>> start Material for the task
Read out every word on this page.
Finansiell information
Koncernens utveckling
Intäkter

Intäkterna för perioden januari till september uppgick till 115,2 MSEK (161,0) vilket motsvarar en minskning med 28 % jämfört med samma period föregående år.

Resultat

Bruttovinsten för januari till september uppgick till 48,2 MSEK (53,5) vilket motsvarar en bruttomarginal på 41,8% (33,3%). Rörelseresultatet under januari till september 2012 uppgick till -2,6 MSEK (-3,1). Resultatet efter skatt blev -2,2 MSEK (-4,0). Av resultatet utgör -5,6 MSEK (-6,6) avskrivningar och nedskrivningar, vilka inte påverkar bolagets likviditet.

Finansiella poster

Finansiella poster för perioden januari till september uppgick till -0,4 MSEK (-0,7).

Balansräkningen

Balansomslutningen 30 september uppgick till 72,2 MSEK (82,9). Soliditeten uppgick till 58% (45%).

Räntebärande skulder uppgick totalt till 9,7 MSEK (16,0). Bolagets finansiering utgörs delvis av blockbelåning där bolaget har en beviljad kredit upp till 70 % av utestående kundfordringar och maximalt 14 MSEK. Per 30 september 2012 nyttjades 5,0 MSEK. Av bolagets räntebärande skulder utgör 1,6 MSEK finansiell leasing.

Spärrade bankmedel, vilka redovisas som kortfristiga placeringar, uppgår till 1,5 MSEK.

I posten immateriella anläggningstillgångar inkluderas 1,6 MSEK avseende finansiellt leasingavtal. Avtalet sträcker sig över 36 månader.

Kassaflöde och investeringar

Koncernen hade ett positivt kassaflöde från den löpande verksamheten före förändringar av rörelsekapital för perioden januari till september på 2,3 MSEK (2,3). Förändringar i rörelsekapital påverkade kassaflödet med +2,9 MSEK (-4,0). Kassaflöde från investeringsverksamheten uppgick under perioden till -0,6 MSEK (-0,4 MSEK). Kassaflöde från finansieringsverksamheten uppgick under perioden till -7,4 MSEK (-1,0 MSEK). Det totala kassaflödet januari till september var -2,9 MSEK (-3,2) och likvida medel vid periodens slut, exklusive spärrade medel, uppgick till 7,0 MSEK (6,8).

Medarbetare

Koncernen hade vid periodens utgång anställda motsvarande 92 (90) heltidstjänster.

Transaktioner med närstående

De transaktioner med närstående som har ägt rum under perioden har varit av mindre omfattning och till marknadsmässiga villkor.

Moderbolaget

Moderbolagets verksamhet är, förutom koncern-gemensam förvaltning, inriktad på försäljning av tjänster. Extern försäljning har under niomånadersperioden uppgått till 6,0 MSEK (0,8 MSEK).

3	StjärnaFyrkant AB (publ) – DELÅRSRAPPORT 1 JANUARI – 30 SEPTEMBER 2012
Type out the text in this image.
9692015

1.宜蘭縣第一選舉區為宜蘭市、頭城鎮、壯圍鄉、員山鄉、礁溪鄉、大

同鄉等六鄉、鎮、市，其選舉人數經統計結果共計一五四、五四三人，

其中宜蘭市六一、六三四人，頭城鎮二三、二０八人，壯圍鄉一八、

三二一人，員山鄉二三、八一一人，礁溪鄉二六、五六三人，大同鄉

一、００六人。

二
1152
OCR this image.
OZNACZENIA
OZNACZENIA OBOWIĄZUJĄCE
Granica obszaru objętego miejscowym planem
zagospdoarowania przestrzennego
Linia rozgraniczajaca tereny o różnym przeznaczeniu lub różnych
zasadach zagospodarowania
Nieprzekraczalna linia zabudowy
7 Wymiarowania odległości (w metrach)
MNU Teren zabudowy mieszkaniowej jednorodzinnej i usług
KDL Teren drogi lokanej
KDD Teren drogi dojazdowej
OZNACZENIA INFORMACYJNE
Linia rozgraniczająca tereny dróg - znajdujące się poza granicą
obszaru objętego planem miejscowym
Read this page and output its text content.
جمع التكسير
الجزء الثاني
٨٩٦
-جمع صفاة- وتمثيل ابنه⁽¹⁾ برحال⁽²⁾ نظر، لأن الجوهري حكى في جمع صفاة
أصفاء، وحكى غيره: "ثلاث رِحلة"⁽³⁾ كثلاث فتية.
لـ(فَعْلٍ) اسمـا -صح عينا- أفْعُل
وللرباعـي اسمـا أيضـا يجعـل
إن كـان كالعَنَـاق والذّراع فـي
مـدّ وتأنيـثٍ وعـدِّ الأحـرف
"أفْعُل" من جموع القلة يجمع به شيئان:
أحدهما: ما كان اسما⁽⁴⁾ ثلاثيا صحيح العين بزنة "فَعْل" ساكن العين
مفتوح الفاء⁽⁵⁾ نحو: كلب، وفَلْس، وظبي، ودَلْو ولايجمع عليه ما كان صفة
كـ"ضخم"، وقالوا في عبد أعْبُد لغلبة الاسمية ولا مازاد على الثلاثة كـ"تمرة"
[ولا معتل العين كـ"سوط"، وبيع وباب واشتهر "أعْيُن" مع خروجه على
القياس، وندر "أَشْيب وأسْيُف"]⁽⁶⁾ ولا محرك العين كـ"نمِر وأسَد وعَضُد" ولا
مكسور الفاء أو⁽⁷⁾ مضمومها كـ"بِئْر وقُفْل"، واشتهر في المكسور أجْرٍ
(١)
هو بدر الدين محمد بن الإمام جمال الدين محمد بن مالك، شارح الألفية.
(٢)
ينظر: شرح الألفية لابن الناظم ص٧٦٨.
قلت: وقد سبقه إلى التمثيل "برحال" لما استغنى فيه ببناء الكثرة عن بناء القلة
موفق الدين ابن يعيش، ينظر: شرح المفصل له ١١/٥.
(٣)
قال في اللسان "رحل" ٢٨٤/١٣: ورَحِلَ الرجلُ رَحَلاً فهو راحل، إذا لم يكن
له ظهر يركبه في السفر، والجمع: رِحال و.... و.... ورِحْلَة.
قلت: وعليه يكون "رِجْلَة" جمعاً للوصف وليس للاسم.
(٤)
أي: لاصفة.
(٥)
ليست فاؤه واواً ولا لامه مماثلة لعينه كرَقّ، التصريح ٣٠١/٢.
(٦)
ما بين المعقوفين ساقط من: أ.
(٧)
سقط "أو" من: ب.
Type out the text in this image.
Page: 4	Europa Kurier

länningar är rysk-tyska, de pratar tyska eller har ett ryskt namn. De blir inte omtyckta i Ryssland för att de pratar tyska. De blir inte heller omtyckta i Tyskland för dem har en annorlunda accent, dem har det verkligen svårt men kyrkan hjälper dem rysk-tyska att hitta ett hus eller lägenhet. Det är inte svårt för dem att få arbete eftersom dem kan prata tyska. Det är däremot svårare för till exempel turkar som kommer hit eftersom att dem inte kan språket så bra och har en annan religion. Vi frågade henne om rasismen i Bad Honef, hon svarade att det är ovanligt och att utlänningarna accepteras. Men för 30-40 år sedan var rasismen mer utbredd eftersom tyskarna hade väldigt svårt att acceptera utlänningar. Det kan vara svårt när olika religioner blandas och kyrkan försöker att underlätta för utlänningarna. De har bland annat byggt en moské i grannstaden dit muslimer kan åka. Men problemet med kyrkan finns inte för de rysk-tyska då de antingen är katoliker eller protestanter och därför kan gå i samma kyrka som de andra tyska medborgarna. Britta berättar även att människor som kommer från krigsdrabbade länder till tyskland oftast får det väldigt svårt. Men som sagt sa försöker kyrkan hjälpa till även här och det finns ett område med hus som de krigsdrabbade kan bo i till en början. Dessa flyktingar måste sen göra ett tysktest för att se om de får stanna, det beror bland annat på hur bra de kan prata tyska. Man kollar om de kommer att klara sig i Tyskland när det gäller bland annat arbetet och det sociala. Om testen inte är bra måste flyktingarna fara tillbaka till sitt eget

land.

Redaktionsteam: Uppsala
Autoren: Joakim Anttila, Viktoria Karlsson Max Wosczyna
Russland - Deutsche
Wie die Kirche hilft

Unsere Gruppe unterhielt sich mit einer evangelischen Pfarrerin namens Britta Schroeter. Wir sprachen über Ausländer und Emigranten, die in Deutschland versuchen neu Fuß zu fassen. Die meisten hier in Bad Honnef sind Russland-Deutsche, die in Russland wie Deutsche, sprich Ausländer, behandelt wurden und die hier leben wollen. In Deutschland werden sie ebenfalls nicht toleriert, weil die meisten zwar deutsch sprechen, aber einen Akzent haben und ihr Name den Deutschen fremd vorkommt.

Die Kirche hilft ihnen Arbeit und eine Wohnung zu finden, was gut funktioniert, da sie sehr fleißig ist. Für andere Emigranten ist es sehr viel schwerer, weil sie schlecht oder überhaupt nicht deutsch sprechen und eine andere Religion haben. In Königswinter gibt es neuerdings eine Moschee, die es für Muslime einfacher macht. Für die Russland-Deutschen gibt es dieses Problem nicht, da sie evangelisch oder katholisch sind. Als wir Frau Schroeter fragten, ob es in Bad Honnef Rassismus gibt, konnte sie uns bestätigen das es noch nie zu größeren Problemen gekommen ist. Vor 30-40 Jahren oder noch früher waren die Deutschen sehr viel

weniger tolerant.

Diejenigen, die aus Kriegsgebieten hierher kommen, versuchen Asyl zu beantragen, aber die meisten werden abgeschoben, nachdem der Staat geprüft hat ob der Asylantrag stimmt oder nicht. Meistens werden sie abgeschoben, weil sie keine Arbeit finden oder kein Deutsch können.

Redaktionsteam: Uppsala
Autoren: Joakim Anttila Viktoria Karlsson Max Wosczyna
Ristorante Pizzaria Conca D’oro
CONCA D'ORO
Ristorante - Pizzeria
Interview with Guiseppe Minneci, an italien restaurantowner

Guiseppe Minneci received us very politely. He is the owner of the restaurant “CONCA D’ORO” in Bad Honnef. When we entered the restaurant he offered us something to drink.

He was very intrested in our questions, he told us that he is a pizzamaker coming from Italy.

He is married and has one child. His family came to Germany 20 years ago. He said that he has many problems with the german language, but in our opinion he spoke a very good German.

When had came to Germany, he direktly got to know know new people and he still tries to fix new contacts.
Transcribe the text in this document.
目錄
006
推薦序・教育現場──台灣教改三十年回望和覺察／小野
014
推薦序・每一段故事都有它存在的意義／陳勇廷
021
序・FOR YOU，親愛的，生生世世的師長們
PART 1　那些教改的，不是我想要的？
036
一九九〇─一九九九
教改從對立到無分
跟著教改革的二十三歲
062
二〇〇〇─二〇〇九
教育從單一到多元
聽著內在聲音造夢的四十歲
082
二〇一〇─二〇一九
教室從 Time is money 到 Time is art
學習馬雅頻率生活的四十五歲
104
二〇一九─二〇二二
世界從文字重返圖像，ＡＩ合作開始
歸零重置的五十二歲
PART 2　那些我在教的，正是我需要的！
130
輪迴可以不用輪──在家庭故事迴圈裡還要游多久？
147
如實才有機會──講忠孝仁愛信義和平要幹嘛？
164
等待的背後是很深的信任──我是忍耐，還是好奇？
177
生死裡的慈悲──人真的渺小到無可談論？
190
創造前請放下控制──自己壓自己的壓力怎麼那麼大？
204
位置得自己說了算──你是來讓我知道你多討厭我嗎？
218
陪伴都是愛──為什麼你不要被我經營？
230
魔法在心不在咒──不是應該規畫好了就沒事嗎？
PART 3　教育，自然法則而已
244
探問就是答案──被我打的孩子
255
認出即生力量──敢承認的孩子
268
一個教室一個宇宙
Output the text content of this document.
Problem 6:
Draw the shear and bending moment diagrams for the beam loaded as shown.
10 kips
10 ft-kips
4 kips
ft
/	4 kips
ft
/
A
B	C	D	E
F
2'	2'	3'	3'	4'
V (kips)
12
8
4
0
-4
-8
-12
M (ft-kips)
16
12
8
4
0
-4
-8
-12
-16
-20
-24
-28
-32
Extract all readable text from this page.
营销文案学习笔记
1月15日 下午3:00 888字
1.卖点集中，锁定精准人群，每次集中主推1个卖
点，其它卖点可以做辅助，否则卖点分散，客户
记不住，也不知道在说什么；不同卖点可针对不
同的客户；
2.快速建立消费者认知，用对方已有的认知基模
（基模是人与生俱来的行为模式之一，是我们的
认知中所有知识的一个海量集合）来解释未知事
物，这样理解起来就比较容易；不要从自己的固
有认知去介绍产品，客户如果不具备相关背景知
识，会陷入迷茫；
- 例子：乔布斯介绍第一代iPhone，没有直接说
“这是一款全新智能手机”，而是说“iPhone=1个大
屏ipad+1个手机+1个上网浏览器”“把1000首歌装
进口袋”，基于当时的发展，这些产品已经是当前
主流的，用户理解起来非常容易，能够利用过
>> end Material for the task
Exercise details>
State how many lines above include the word "When", and nothing more.

Task answer>
2